### Records for the exercise ###
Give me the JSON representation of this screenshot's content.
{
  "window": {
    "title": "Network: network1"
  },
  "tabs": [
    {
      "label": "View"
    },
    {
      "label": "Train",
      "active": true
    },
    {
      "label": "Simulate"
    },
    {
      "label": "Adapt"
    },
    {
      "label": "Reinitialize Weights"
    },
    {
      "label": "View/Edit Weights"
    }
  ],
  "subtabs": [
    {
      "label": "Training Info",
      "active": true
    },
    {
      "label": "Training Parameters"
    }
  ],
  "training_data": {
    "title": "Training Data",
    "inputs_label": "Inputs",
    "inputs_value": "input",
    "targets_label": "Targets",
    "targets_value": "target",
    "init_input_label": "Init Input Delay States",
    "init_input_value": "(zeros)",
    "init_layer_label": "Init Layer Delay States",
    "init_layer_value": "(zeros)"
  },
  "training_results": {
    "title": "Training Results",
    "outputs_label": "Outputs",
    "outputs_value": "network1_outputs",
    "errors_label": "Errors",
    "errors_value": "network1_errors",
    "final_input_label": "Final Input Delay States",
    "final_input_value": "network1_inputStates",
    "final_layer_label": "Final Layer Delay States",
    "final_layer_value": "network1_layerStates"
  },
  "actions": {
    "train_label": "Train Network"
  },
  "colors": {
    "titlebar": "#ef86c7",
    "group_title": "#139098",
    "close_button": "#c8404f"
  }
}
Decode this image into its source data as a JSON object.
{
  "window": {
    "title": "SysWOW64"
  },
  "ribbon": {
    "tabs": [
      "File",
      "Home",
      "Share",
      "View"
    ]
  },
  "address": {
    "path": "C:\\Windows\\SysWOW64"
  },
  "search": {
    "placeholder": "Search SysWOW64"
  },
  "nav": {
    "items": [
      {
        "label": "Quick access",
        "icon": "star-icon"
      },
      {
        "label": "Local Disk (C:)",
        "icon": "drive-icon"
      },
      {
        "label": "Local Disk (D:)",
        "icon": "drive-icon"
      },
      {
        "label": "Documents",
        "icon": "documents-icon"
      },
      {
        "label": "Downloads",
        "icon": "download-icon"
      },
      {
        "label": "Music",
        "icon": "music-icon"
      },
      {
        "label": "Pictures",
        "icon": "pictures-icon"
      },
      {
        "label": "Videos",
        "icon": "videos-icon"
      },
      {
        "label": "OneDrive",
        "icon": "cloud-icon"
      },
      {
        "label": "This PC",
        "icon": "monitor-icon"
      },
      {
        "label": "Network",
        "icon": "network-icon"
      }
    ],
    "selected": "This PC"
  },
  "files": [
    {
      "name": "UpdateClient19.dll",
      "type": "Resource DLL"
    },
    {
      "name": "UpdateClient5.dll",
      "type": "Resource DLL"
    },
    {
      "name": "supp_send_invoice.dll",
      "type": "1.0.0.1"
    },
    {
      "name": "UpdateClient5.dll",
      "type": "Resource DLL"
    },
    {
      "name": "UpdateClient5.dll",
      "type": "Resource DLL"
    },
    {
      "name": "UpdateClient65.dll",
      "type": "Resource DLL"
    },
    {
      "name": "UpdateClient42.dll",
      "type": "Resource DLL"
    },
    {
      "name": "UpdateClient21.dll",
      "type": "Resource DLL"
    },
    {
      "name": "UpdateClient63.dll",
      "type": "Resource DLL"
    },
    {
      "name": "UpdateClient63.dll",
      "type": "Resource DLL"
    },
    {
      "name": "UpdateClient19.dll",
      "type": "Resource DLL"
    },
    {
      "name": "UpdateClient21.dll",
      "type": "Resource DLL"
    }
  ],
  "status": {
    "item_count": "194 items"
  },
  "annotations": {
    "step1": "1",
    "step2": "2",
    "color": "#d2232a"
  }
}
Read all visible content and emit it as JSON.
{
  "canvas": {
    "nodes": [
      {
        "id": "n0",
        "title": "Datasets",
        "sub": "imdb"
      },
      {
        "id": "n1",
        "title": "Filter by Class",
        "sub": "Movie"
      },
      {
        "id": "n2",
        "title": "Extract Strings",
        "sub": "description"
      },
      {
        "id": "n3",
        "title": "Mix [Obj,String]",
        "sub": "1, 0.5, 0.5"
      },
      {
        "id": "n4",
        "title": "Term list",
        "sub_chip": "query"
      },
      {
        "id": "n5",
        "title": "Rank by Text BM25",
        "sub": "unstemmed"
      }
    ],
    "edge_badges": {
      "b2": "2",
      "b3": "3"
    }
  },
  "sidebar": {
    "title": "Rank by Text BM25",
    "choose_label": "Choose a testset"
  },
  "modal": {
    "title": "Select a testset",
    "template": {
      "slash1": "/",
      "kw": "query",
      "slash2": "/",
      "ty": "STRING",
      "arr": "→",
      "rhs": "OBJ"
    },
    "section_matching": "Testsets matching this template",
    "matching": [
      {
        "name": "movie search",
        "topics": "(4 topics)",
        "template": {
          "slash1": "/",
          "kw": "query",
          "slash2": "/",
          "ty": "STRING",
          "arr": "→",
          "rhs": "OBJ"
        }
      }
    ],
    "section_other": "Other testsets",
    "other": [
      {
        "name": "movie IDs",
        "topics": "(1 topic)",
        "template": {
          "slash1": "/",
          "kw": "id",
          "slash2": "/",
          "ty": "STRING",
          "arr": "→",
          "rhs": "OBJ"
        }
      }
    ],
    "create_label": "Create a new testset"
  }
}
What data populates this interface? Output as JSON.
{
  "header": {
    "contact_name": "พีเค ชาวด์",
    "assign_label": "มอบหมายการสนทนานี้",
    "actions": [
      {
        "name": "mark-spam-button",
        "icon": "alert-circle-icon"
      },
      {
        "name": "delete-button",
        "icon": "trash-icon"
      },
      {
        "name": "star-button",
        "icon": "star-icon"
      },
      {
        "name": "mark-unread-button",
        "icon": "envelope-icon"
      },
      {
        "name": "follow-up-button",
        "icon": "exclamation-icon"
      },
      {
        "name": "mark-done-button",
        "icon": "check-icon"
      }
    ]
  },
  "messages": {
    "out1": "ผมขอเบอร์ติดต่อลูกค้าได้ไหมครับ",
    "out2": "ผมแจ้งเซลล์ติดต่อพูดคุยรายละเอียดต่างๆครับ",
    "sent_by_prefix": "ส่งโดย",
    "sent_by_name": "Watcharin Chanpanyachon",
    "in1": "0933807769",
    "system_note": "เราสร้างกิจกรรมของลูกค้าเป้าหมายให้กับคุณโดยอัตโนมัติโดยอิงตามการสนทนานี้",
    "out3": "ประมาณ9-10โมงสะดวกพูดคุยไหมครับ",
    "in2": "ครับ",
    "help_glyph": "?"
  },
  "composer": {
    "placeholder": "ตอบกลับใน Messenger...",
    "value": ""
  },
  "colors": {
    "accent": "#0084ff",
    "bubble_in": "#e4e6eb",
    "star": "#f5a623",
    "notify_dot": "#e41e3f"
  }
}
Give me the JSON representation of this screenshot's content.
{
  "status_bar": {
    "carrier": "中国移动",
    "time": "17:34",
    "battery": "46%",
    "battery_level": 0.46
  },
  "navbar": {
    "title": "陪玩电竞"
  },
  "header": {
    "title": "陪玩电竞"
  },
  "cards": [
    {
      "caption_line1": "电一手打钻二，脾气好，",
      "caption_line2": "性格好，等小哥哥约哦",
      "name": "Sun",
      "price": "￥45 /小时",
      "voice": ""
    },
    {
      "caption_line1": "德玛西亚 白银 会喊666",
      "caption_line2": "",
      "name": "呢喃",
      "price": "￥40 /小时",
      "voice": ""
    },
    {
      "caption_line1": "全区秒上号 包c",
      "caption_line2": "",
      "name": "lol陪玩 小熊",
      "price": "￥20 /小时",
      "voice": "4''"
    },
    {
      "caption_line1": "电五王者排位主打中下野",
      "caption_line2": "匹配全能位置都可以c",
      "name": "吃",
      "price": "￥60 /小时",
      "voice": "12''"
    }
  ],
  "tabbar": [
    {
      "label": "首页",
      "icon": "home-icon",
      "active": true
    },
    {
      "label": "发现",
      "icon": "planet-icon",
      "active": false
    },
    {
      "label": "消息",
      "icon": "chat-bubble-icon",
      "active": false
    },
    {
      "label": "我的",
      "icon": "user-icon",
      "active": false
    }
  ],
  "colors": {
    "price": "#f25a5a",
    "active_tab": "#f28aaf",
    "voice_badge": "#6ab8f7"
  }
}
###
Gather each line in these records that contains the string "JSON".

Give me the JSON representation of this screenshot's content.
Decode this image into its source data as a JSON object.
Read all visible content and emit it as JSON.
What data populates this interface? Output as JSON.
Give me the JSON representation of this screenshot's content.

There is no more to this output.